Recorded information:
-- begin --
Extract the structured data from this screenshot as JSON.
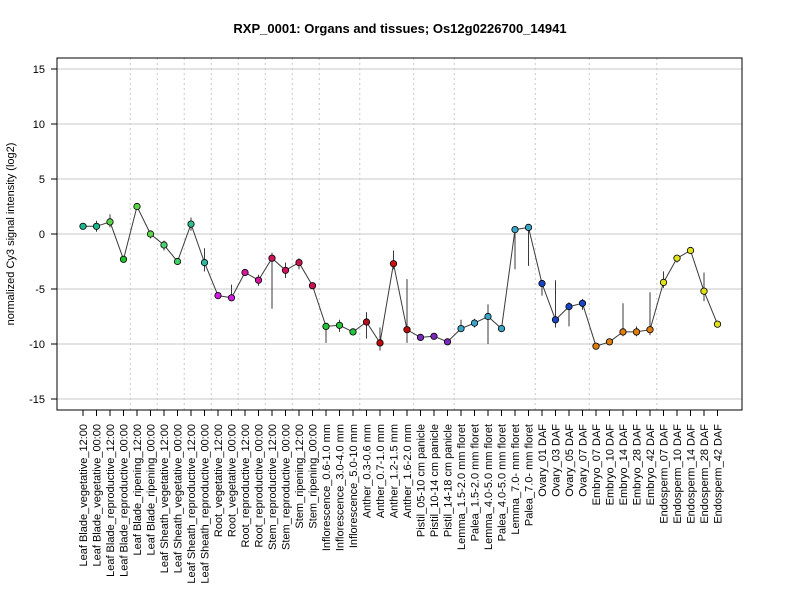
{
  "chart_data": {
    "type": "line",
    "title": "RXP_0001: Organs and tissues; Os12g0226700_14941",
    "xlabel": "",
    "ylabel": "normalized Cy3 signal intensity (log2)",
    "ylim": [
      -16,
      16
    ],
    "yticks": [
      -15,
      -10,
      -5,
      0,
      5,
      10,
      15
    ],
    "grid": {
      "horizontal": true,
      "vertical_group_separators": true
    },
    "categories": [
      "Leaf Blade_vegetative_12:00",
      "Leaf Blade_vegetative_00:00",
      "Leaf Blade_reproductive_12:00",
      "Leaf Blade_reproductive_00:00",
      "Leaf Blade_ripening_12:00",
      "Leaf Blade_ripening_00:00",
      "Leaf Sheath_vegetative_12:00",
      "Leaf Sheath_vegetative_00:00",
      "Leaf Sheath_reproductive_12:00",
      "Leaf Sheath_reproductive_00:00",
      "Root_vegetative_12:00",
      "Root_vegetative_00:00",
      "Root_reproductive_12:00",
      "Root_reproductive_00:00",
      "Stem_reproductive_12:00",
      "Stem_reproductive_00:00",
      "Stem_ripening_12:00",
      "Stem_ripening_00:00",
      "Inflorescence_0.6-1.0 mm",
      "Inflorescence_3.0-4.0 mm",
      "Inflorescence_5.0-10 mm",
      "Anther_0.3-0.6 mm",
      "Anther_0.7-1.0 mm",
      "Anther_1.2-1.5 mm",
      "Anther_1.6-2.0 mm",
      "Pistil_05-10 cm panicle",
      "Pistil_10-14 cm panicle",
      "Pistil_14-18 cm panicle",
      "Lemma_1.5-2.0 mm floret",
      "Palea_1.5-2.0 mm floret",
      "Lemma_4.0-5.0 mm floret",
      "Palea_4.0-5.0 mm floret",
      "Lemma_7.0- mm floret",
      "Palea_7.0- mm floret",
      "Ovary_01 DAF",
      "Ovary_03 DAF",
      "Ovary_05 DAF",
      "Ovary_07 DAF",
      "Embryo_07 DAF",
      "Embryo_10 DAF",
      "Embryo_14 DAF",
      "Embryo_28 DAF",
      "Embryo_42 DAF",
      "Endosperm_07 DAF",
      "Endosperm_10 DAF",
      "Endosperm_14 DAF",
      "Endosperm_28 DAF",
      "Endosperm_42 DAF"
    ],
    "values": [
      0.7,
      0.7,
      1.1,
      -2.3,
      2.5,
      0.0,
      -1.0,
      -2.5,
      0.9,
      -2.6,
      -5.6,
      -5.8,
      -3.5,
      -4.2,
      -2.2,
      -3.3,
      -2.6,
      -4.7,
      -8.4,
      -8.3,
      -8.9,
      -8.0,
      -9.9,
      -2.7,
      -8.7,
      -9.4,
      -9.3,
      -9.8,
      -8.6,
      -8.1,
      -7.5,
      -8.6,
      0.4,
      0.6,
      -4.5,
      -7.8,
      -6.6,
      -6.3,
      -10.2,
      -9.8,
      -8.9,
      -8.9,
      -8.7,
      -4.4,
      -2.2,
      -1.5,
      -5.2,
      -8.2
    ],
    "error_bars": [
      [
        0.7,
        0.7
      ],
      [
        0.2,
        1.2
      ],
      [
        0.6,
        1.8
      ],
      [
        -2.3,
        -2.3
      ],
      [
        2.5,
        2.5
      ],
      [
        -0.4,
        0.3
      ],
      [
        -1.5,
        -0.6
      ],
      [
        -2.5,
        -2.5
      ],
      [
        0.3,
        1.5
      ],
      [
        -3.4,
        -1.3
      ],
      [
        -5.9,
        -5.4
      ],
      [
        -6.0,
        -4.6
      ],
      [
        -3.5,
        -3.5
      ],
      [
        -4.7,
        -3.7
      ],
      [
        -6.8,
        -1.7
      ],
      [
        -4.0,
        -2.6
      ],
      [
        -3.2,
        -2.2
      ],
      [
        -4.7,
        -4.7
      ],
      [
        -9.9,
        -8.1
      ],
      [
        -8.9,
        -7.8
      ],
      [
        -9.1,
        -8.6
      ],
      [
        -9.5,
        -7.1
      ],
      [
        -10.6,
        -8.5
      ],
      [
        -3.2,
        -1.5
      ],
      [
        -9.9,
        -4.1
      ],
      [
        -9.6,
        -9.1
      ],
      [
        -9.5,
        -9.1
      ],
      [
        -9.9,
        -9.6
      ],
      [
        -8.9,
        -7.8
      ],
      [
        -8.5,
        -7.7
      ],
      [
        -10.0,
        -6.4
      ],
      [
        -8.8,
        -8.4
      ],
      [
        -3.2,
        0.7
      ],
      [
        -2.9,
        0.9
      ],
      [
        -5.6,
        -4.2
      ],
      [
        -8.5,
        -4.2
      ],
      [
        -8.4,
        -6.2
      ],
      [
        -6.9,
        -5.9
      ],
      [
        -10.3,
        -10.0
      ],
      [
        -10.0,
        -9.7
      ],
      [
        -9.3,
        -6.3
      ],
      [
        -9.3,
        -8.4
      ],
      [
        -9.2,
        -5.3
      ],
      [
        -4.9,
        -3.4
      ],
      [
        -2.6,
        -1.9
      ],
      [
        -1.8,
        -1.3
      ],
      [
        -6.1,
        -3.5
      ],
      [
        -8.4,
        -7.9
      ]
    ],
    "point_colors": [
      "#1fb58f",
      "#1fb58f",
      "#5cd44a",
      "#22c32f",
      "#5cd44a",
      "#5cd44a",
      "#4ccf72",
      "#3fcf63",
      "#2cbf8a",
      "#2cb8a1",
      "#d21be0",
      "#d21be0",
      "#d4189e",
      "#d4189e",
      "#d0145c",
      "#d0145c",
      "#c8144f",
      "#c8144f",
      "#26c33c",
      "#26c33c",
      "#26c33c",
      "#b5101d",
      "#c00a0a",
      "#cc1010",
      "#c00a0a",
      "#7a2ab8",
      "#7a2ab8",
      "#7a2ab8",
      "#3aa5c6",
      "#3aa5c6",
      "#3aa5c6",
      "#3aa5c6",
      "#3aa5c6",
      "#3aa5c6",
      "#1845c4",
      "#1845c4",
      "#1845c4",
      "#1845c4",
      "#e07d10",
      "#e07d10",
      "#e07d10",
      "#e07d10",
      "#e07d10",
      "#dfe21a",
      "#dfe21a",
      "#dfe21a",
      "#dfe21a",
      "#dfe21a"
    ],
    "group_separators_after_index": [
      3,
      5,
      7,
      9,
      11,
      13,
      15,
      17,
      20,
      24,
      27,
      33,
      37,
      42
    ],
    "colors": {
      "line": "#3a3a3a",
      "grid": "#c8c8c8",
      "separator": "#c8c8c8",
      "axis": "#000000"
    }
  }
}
-- end --
Written problem: Give back the entries verbatim. Do not include any picture.

Written reply:
Extract the structured data from this screenshot as JSON.
{
  "chart_data": {
    "type": "line",
    "title": "RXP_0001: Organs and tissues; Os12g0226700_14941",
    "xlabel": "",
    "ylabel": "normalized Cy3 signal intensity (log2)",
    "ylim": [
      -16,
      16
    ],
    "yticks": [
      -15,
      -10,
      -5,
      0,
      5,
      10,
      15
    ],
    "grid": {
      "horizontal": true,
      "vertical_group_separators": true
    },
    "categories": [
      "Leaf Blade_vegetative_12:00",
      "Leaf Blade_vegetative_00:00",
      "Leaf Blade_reproductive_12:00",
      "Leaf Blade_reproductive_00:00",
      "Leaf Blade_ripening_12:00",
      "Leaf Blade_ripening_00:00",
      "Leaf Sheath_vegetative_12:00",
      "Leaf Sheath_vegetative_00:00",
      "Leaf Sheath_reproductive_12:00",
      "Leaf Sheath_reproductive_00:00",
      "Root_vegetative_12:00",
      "Root_vegetative_00:00",
      "Root_reproductive_12:00",
      "Root_reproductive_00:00",
      "Stem_reproductive_12:00",
      "Stem_reproductive_00:00",
      "Stem_ripening_12:00",
      "Stem_ripening_00:00",
      "Inflorescence_0.6-1.0 mm",
      "Inflorescence_3.0-4.0 mm",
      "Inflorescence_5.0-10 mm",
      "Anther_0.3-0.6 mm",
      "Anther_0.7-1.0 mm",
      "Anther_1.2-1.5 mm",
      "Anther_1.6-2.0 mm",
      "Pistil_05-10 cm panicle",
      "Pistil_10-14 cm panicle",
      "Pistil_14-18 cm panicle",
      "Lemma_1.5-2.0 mm floret",
      "Palea_1.5-2.0 mm floret",
      "Lemma_4.0-5.0 mm floret",
      "Palea_4.0-5.0 mm floret",
      "Lemma_7.0- mm floret",
      "Palea_7.0- mm floret",
      "Ovary_01 DAF",
      "Ovary_03 DAF",
      "Ovary_05 DAF",
      "Ovary_07 DAF",
      "Embryo_07 DAF",
      "Embryo_10 DAF",
      "Embryo_14 DAF",
      "Embryo_28 DAF",
      "Embryo_42 DAF",
      "Endosperm_07 DAF",
      "Endosperm_10 DAF",
      "Endosperm_14 DAF",
      "Endosperm_28 DAF",
      "Endosperm_42 DAF"
    ],
    "values": [
      0.7,
      0.7,
      1.1,
      -2.3,
      2.5,
      0.0,
      -1.0,
      -2.5,
      0.9,
      -2.6,
      -5.6,
      -5.8,
      -3.5,
      -4.2,
      -2.2,
      -3.3,
      -2.6,
      -4.7,
      -8.4,
      -8.3,
      -8.9,
      -8.0,
      -9.9,
      -2.7,
      -8.7,
      -9.4,
      -9.3,
      -9.8,
      -8.6,
      -8.1,
      -7.5,
      -8.6,
      0.4,
      0.6,
      -4.5,
      -7.8,
      -6.6,
      -6.3,
      -10.2,
      -9.8,
      -8.9,
      -8.9,
      -8.7,
      -4.4,
      -2.2,
      -1.5,
      -5.2,
      -8.2
    ],
    "error_bars": [
      [
        0.7,
        0.7
      ],
      [
        0.2,
        1.2
      ],
      [
        0.6,
        1.8
      ],
      [
        -2.3,
        -2.3
      ],
      [
        2.5,
        2.5
      ],
      [
        -0.4,
        0.3
      ],
      [
        -1.5,
        -0.6
      ],
      [
        -2.5,
        -2.5
      ],
      [
        0.3,
        1.5
      ],
      [
        -3.4,
        -1.3
      ],
      [
        -5.9,
        -5.4
      ],
      [
        -6.0,
        -4.6
      ],
      [
        -3.5,
        -3.5
      ],
      [
        -4.7,
        -3.7
      ],
      [
        -6.8,
        -1.7
      ],
      [
        -4.0,
        -2.6
      ],
      [
        -3.2,
        -2.2
      ],
      [
        -4.7,
        -4.7
      ],
      [
        -9.9,
        -8.1
      ],
      [
        -8.9,
        -7.8
      ],
      [
        -9.1,
        -8.6
      ],
      [
        -9.5,
        -7.1
      ],
      [
        -10.6,
        -8.5
      ],
      [
        -3.2,
        -1.5
      ],
      [
        -9.9,
        -4.1
      ],
      [
        -9.6,
        -9.1
      ],
      [
        -9.5,
        -9.1
      ],
      [
        -9.9,
        -9.6
      ],
      [
        -8.9,
        -7.8
      ],
      [
        -8.5,
        -7.7
      ],
      [
        -10.0,
        -6.4
      ],
      [
        -8.8,
        -8.4
      ],
      [
        -3.2,
        0.7
      ],
      [
        -2.9,
        0.9
      ],
      [
        -5.6,
        -4.2
      ],
      [
        -8.5,
        -4.2
      ],
      [
        -8.4,
        -6.2
      ],
      [
        -6.9,
        -5.9
      ],
      [
        -10.3,
        -10.0
      ],
      [
        -10.0,
        -9.7
      ],
      [
        -9.3,
        -6.3
      ],
      [
        -9.3,
        -8.4
      ],
      [
        -9.2,
        -5.3
      ],
      [
        -4.9,
        -3.4
      ],
      [
        -2.6,
        -1.9
      ],
      [
        -1.8,
        -1.3
      ],
      [
        -6.1,
        -3.5
      ],
      [
        -8.4,
        -7.9
      ]
    ],
    "point_colors": [
      "#1fb58f",
      "#1fb58f",
      "#5cd44a",
      "#22c32f",
      "#5cd44a",
      "#5cd44a",
      "#4ccf72",
      "#3fcf63",
      "#2cbf8a",
      "#2cb8a1",
      "#d21be0",
      "#d21be0",
      "#d4189e",
      "#d4189e",
      "#d0145c",
      "#d0145c",
      "#c8144f",
      "#c8144f",
      "#26c33c",
      "#26c33c",
      "#26c33c",
      "#b5101d",
      "#c00a0a",
      "#cc1010",
      "#c00a0a",
      "#7a2ab8",
      "#7a2ab8",
      "#7a2ab8",
      "#3aa5c6",
      "#3aa5c6",
      "#3aa5c6",
      "#3aa5c6",
      "#3aa5c6",
      "#3aa5c6",
      "#1845c4",
      "#1845c4",
      "#1845c4",
      "#1845c4",
      "#e07d10",
      "#e07d10",
      "#e07d10",
      "#e07d10",
      "#e07d10",
      "#dfe21a",
      "#dfe21a",
      "#dfe21a",
      "#dfe21a",
      "#dfe21a"
    ],
    "group_separators_after_index": [
      3,
      5,
      7,
      9,
      11,
      13,
      15,
      17,
      20,
      24,
      27,
      33,
      37,
      42
    ],
    "colors": {
      "line": "#3a3a3a",
      "grid": "#c8c8c8",
      "separator": "#c8c8c8",
      "axis": "#000000"
    }
  }
}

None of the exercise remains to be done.